• **Exercise task**:
Pull out every line containing the string "重新选举为监事".

(Source records)
######

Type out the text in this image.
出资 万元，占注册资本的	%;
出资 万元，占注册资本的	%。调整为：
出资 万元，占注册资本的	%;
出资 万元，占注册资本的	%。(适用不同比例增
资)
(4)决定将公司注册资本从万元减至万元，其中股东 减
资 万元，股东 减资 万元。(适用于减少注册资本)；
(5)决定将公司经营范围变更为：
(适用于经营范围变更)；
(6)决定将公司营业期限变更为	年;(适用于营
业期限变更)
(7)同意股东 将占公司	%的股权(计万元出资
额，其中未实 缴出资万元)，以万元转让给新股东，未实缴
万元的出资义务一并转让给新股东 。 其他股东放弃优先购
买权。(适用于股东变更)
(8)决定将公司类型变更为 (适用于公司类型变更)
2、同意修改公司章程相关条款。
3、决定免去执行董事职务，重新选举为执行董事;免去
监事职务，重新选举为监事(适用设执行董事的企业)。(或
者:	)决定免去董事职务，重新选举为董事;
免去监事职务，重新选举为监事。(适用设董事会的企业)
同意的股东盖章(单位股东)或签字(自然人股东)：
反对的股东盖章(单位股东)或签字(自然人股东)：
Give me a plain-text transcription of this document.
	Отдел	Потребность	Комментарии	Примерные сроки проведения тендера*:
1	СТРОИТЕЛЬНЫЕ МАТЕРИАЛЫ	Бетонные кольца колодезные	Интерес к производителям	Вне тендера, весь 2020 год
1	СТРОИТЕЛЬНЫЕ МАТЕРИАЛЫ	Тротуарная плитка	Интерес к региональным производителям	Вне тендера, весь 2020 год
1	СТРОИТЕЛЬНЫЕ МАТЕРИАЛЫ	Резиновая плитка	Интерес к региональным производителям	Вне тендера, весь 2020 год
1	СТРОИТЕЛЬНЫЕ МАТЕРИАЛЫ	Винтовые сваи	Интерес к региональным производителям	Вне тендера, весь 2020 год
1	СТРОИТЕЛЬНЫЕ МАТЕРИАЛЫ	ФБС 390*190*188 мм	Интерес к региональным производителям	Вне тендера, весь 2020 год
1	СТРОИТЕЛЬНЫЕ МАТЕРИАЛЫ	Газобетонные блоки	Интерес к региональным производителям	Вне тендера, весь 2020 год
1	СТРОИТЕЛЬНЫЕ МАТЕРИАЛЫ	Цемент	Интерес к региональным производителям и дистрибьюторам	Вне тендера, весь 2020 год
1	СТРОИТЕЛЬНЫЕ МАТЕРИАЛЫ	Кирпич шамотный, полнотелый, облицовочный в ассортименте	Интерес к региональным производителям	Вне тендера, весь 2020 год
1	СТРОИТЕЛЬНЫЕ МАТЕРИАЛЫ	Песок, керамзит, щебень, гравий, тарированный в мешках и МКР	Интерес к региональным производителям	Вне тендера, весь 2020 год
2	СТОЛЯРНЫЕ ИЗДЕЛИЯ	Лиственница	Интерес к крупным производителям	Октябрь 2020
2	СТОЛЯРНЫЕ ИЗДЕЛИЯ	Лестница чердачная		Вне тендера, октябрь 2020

######

• **Output**:
监事职务，重新选举为监事(适用设执行董事的企业)。(或
免去监事职务，重新选举为监事。(适用设董事会的企业)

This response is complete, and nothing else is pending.